• WHAT IS BEING ASKED
Return the listing below verbatim. Pictures do not belong in the copy.

━━ INPUT DATA ━━

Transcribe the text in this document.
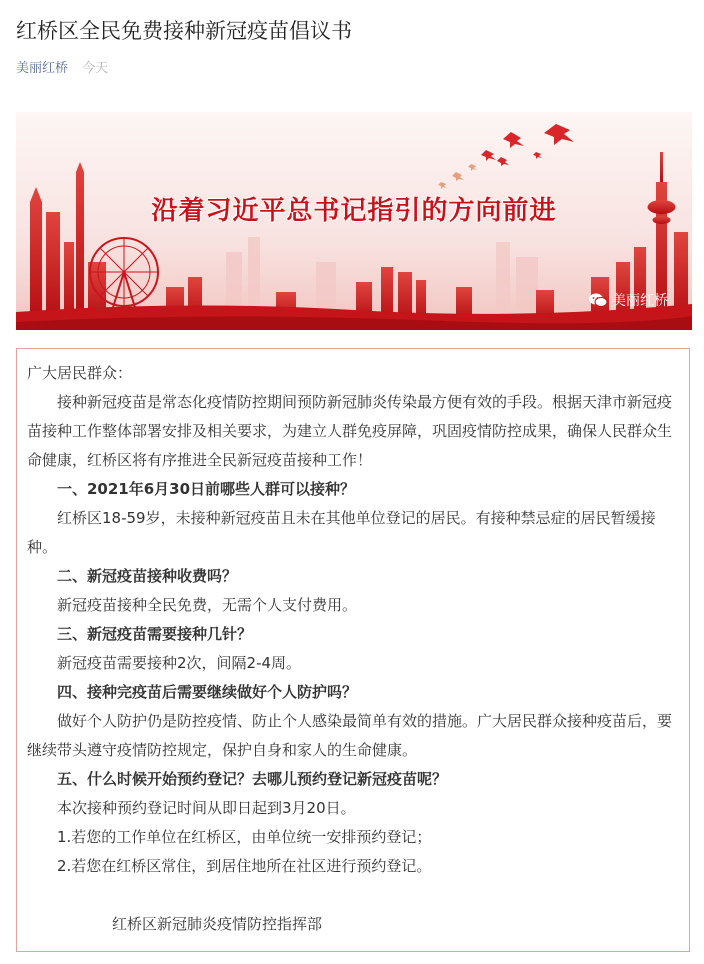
红桥区全民免费接种新冠疫苗倡议书
美丽红桥 今天
沿着习近平总书记指引的方向前进
美丽红桥

广大居民群众：

接种新冠疫苗是常态化疫情防控期间预防新冠肺炎传染最方便有效的手段。根据天津市新冠疫苗接种工作整体部署安排及相关要求，为建立人群免疫屏障，巩固疫情防控成果，确保人民群众生命健康，红桥区将有序推进全民新冠疫苗接种工作！

一、2021年6月30日前哪些人群可以接种？

红桥区18-59岁，未接种新冠疫苗且未在其他单位登记的居民。有接种禁忌症的居民暂缓接种。

二、新冠疫苗接种收费吗？

新冠疫苗接种全民免费，无需个人支付费用。

三、新冠疫苗需要接种几针？

新冠疫苗需要接种2次，间隔2-4周。

四、接种完疫苗后需要继续做好个人防护吗？

做好个人防护仍是防控疫情、防止个人感染最简单有效的措施。广大居民群众接种疫苗后，要继续带头遵守疫情防控规定，保护自身和家人的生命健康。

五、什么时候开始预约登记？去哪儿预约登记新冠疫苗呢？

本次接种预约登记时间从即日起到3月20日。

1.若您的工作单位在红桥区，由单位统一安排预约登记；

2.若您在红桥区常住，到居住地所在社区进行预约登记。

红桥区新冠肺炎疫情防控指挥部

━━━

• SOLUTION FOR THIS PROBLEM
Transcribe the text in this document.
红桥区全民免费接种新冠疫苗倡议书
美丽红桥 今天
沿着习近平总书记指引的方向前进
美丽红桥

广大居民群众：

接种新冠疫苗是常态化疫情防控期间预防新冠肺炎传染最方便有效的手段。根据天津市新冠疫苗接种工作整体部署安排及相关要求，为建立人群免疫屏障，巩固疫情防控成果，确保人民群众生命健康，红桥区将有序推进全民新冠疫苗接种工作！

一、2021年6月30日前哪些人群可以接种？

红桥区18-59岁，未接种新冠疫苗且未在其他单位登记的居民。有接种禁忌症的居民暂缓接种。

二、新冠疫苗接种收费吗？

新冠疫苗接种全民免费，无需个人支付费用。

三、新冠疫苗需要接种几针？

新冠疫苗需要接种2次，间隔2-4周。

四、接种完疫苗后需要继续做好个人防护吗？

做好个人防护仍是防控疫情、防止个人感染最简单有效的措施。广大居民群众接种疫苗后，要继续带头遵守疫情防控规定，保护自身和家人的生命健康。

五、什么时候开始预约登记？去哪儿预约登记新冠疫苗呢？

本次接种预约登记时间从即日起到3月20日。

1.若您的工作单位在红桥区，由单位统一安排预约登记；

2.若您在红桥区常住，到居住地所在社区进行预约登记。

红桥区新冠肺炎疫情防控指挥部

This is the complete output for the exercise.